### Records to process

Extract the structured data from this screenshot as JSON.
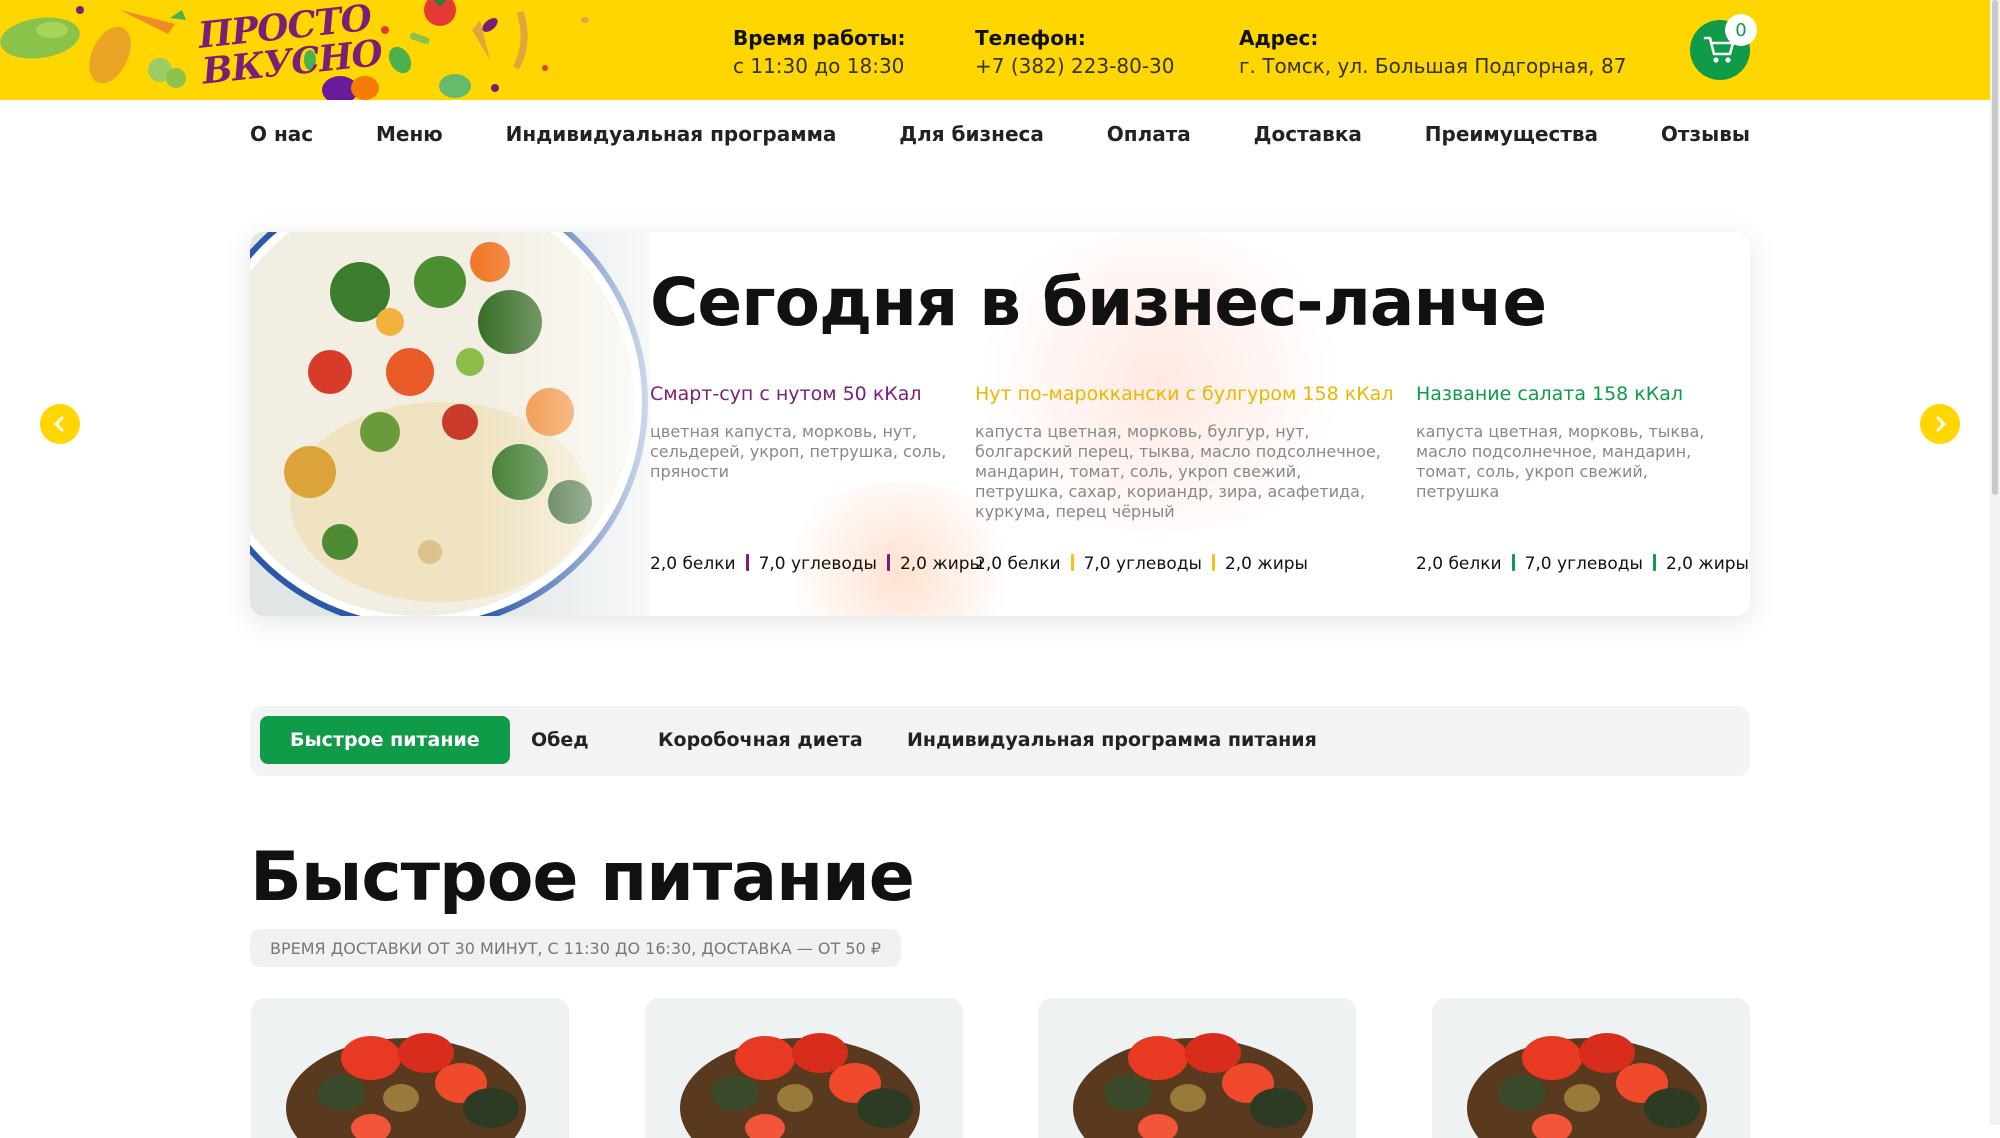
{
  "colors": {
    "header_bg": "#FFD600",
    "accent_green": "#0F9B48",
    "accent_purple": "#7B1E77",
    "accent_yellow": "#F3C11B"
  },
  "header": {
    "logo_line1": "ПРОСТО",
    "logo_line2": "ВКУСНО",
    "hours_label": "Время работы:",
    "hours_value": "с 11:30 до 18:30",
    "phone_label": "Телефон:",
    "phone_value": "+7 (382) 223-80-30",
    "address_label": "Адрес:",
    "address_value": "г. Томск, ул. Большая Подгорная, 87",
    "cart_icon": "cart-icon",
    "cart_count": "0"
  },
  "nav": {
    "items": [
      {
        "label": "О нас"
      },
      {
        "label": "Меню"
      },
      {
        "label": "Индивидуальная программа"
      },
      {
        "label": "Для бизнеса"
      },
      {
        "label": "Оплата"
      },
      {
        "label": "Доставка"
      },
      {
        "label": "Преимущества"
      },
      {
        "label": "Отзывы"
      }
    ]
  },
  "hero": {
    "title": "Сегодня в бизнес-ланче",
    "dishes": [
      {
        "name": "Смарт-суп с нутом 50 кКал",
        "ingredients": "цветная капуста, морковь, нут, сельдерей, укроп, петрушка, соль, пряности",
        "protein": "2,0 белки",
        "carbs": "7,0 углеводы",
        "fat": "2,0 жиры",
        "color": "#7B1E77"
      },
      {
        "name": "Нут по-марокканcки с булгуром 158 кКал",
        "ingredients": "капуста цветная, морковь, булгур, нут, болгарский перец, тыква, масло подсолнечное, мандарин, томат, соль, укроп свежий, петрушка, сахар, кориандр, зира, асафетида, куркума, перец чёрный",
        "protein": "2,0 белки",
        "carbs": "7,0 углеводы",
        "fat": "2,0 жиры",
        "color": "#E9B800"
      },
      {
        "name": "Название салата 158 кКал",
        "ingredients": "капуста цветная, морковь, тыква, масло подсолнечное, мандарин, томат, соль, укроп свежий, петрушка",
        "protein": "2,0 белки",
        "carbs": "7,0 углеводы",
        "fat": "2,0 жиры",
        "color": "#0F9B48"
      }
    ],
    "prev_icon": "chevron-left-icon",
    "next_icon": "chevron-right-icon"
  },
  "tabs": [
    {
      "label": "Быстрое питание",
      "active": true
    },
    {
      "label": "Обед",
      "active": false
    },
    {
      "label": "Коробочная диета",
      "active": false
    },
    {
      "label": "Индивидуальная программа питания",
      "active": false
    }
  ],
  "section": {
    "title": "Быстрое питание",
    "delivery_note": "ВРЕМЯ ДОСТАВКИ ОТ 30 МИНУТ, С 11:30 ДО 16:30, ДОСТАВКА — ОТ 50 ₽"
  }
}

######

Transcribe the material exactly, leaving every picture out.

Extract the structured data from this screenshot as JSON.
{
  "colors": {
    "header_bg": "#FFD600",
    "accent_green": "#0F9B48",
    "accent_purple": "#7B1E77",
    "accent_yellow": "#F3C11B"
  },
  "header": {
    "logo_line1": "ПРОСТО",
    "logo_line2": "ВКУСНО",
    "hours_label": "Время работы:",
    "hours_value": "с 11:30 до 18:30",
    "phone_label": "Телефон:",
    "phone_value": "+7 (382) 223-80-30",
    "address_label": "Адрес:",
    "address_value": "г. Томск, ул. Большая Подгорная, 87",
    "cart_icon": "cart-icon",
    "cart_count": "0"
  },
  "nav": {
    "items": [
      {
        "label": "О нас"
      },
      {
        "label": "Меню"
      },
      {
        "label": "Индивидуальная программа"
      },
      {
        "label": "Для бизнеса"
      },
      {
        "label": "Оплата"
      },
      {
        "label": "Доставка"
      },
      {
        "label": "Преимущества"
      },
      {
        "label": "Отзывы"
      }
    ]
  },
  "hero": {
    "title": "Сегодня в бизнес-ланче",
    "dishes": [
      {
        "name": "Смарт-суп с нутом 50 кКал",
        "ingredients": "цветная капуста, морковь, нут, сельдерей, укроп, петрушка, соль, пряности",
        "protein": "2,0 белки",
        "carbs": "7,0 углеводы",
        "fat": "2,0 жиры",
        "color": "#7B1E77"
      },
      {
        "name": "Нут по-марокканcки с булгуром 158 кКал",
        "ingredients": "капуста цветная, морковь, булгур, нут, болгарский перец, тыква, масло подсолнечное, мандарин, томат, соль, укроп свежий, петрушка, сахар, кориандр, зира, асафетида, куркума, перец чёрный",
        "protein": "2,0 белки",
        "carbs": "7,0 углеводы",
        "fat": "2,0 жиры",
        "color": "#E9B800"
      },
      {
        "name": "Название салата 158 кКал",
        "ingredients": "капуста цветная, морковь, тыква, масло подсолнечное, мандарин, томат, соль, укроп свежий, петрушка",
        "protein": "2,0 белки",
        "carbs": "7,0 углеводы",
        "fat": "2,0 жиры",
        "color": "#0F9B48"
      }
    ],
    "prev_icon": "chevron-left-icon",
    "next_icon": "chevron-right-icon"
  },
  "tabs": [
    {
      "label": "Быстрое питание",
      "active": true
    },
    {
      "label": "Обед",
      "active": false
    },
    {
      "label": "Коробочная диета",
      "active": false
    },
    {
      "label": "Индивидуальная программа питания",
      "active": false
    }
  ],
  "section": {
    "title": "Быстрое питание",
    "delivery_note": "ВРЕМЯ ДОСТАВКИ ОТ 30 МИНУТ, С 11:30 ДО 16:30, ДОСТАВКА — ОТ 50 ₽"
  }
}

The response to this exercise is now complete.